--- start Provided entries ---
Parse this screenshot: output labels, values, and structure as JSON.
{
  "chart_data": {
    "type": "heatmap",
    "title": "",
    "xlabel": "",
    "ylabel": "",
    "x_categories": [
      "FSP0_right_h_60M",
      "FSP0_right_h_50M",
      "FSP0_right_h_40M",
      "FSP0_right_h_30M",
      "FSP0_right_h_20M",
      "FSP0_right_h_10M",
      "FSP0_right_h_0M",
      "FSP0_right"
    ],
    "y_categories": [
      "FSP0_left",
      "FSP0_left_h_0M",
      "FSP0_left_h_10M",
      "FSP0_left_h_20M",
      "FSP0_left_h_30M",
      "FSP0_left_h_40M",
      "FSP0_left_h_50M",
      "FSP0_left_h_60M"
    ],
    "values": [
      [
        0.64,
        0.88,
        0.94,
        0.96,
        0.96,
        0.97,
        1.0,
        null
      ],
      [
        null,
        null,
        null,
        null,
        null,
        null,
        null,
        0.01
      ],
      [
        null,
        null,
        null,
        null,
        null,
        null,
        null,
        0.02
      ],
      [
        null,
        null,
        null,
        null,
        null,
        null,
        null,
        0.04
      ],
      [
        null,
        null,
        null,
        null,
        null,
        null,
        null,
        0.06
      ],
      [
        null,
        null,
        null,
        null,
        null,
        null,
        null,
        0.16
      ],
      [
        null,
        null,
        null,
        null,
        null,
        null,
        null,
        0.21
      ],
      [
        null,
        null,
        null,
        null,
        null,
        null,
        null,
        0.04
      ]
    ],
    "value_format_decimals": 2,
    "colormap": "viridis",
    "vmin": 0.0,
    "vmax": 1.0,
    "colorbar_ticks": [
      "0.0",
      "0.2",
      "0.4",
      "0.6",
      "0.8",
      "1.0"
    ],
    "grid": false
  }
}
--- end Provided entries ---
--- start Provided entries ---
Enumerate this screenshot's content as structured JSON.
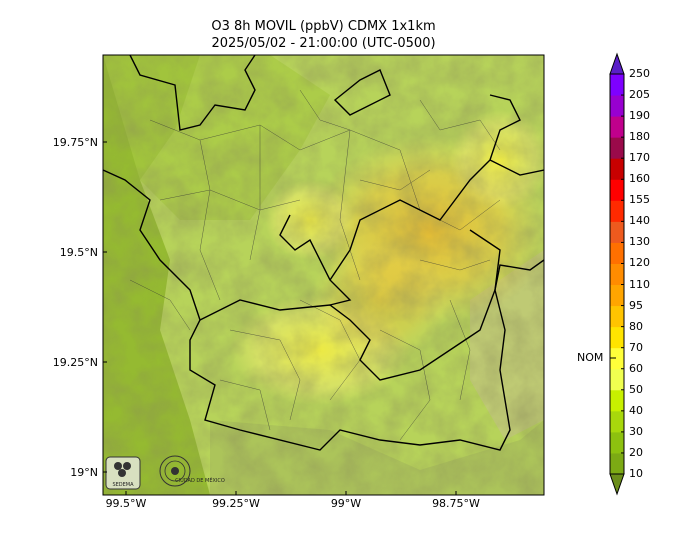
--- end Provided entries ---
--- start Provided entries ---
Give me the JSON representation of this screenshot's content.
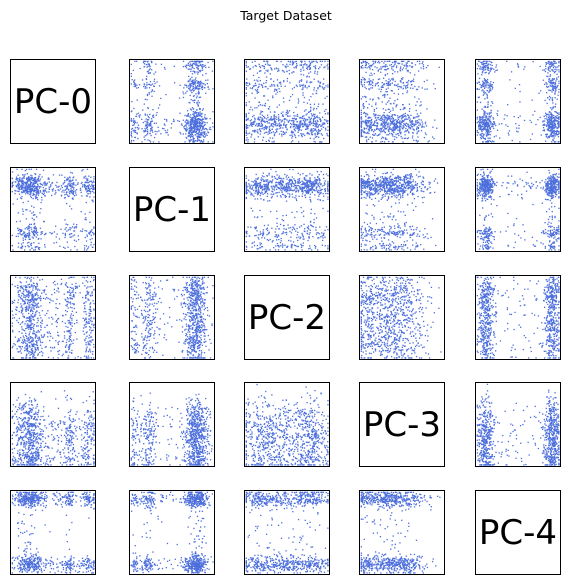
--- end Provided entries ---
Exercise brief –
Copy all lines of the listing above that contain the string "content".

Written answer –
Enumerate this screenshot's content as structured JSON.
Give me the JSON representation of this screenshot's content.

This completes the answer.